» **ACTION ITEM**: Each entry should be written out again exactly, so that nothing is lost.

» **DATA RECORDS**:
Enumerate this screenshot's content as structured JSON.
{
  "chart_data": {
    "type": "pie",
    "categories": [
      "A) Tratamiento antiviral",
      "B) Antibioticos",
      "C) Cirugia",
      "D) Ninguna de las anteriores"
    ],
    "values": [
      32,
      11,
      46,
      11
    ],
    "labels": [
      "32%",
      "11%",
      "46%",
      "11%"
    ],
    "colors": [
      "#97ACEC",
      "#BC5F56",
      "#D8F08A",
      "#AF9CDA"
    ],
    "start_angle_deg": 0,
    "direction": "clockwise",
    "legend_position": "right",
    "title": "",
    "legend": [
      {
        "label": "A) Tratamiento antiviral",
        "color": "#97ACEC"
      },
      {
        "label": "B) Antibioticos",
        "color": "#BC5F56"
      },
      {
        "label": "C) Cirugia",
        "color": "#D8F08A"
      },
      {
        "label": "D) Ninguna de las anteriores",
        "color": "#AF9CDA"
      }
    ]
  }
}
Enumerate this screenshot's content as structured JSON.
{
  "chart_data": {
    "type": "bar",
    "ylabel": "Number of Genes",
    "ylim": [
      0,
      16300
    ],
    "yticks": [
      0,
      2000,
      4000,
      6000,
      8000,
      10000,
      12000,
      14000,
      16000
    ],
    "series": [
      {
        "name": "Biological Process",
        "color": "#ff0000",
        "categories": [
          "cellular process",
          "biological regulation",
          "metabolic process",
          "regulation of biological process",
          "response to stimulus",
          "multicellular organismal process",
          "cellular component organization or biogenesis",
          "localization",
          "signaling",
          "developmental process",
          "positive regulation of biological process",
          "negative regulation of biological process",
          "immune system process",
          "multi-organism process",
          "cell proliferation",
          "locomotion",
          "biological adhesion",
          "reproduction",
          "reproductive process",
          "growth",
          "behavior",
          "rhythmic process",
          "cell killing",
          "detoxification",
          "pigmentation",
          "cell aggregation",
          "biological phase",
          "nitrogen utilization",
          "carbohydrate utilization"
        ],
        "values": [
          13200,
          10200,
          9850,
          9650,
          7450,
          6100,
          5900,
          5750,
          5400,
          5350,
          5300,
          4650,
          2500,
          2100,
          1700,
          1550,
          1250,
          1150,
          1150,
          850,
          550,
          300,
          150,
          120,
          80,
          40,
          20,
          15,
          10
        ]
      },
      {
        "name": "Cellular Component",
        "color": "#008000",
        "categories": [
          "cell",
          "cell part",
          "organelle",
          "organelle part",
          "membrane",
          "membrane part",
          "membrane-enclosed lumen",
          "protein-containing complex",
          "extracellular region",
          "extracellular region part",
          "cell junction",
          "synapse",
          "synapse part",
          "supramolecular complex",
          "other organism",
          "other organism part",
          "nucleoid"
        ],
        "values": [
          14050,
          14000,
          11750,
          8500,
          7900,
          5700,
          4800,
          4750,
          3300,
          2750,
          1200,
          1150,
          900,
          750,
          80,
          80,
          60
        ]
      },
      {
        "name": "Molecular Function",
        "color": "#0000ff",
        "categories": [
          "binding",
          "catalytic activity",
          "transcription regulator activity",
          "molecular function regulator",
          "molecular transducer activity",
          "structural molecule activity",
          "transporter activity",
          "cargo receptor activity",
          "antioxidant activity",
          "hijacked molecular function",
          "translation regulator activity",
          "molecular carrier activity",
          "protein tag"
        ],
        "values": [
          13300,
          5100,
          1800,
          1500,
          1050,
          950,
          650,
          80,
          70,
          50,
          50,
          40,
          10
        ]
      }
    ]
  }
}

» **EXERCISE ANSWER**:
Enumerate this screenshot's content as structured JSON.
{
  "chart_data": {
    "type": "pie",
    "categories": [
      "A) Tratamiento antiviral",
      "B) Antibioticos",
      "C) Cirugia",
      "D) Ninguna de las anteriores"
    ],
    "values": [
      32,
      11,
      46,
      11
    ],
    "labels": [
      "32%",
      "11%",
      "46%",
      "11%"
    ],
    "colors": [
      "#97ACEC",
      "#BC5F56",
      "#D8F08A",
      "#AF9CDA"
    ],
    "start_angle_deg": 0,
    "direction": "clockwise",
    "legend_position": "right",
    "title": "",
    "legend": [
      {
        "label": "A) Tratamiento antiviral",
        "color": "#97ACEC"
      },
      {
        "label": "B) Antibioticos",
        "color": "#BC5F56"
      },
      {
        "label": "C) Cirugia",
        "color": "#D8F08A"
      },
      {
        "label": "D) Ninguna de las anteriores",
        "color": "#AF9CDA"
      }
    ]
  }
}
Enumerate this screenshot's content as structured JSON.
{
  "chart_data": {
    "type": "bar",
    "ylabel": "Number of Genes",
    "ylim": [
      0,
      16300
    ],
    "yticks": [
      0,
      2000,
      4000,
      6000,
      8000,
      10000,
      12000,
      14000,
      16000
    ],
    "series": [
      {
        "name": "Biological Process",
        "color": "#ff0000",
        "categories": [
          "cellular process",
          "biological regulation",
          "metabolic process",
          "regulation of biological process",
          "response to stimulus",
          "multicellular organismal process",
          "cellular component organization or biogenesis",
          "localization",
          "signaling",
          "developmental process",
          "positive regulation of biological process",
          "negative regulation of biological process",
          "immune system process",
          "multi-organism process",
          "cell proliferation",
          "locomotion",
          "biological adhesion",
          "reproduction",
          "reproductive process",
          "growth",
          "behavior",
          "rhythmic process",
          "cell killing",
          "detoxification",
          "pigmentation",
          "cell aggregation",
          "biological phase",
          "nitrogen utilization",
          "carbohydrate utilization"
        ],
        "values": [
          13200,
          10200,
          9850,
          9650,
          7450,
          6100,
          5900,
          5750,
          5400,
          5350,
          5300,
          4650,
          2500,
          2100,
          1700,
          1550,
          1250,
          1150,
          1150,
          850,
          550,
          300,
          150,
          120,
          80,
          40,
          20,
          15,
          10
        ]
      },
      {
        "name": "Cellular Component",
        "color": "#008000",
        "categories": [
          "cell",
          "cell part",
          "organelle",
          "organelle part",
          "membrane",
          "membrane part",
          "membrane-enclosed lumen",
          "protein-containing complex",
          "extracellular region",
          "extracellular region part",
          "cell junction",
          "synapse",
          "synapse part",
          "supramolecular complex",
          "other organism",
          "other organism part",
          "nucleoid"
        ],
        "values": [
          14050,
          14000,
          11750,
          8500,
          7900,
          5700,
          4800,
          4750,
          3300,
          2750,
          1200,
          1150,
          900,
          750,
          80,
          80,
          60
        ]
      },
      {
        "name": "Molecular Function",
        "color": "#0000ff",
        "categories": [
          "binding",
          "catalytic activity",
          "transcription regulator activity",
          "molecular function regulator",
          "molecular transducer activity",
          "structural molecule activity",
          "transporter activity",
          "cargo receptor activity",
          "antioxidant activity",
          "hijacked molecular function",
          "translation regulator activity",
          "molecular carrier activity",
          "protein tag"
        ],
        "values": [
          13300,
          5100,
          1800,
          1500,
          1050,
          950,
          650,
          80,
          70,
          50,
          50,
          40,
          10
        ]
      }
    ]
  }
}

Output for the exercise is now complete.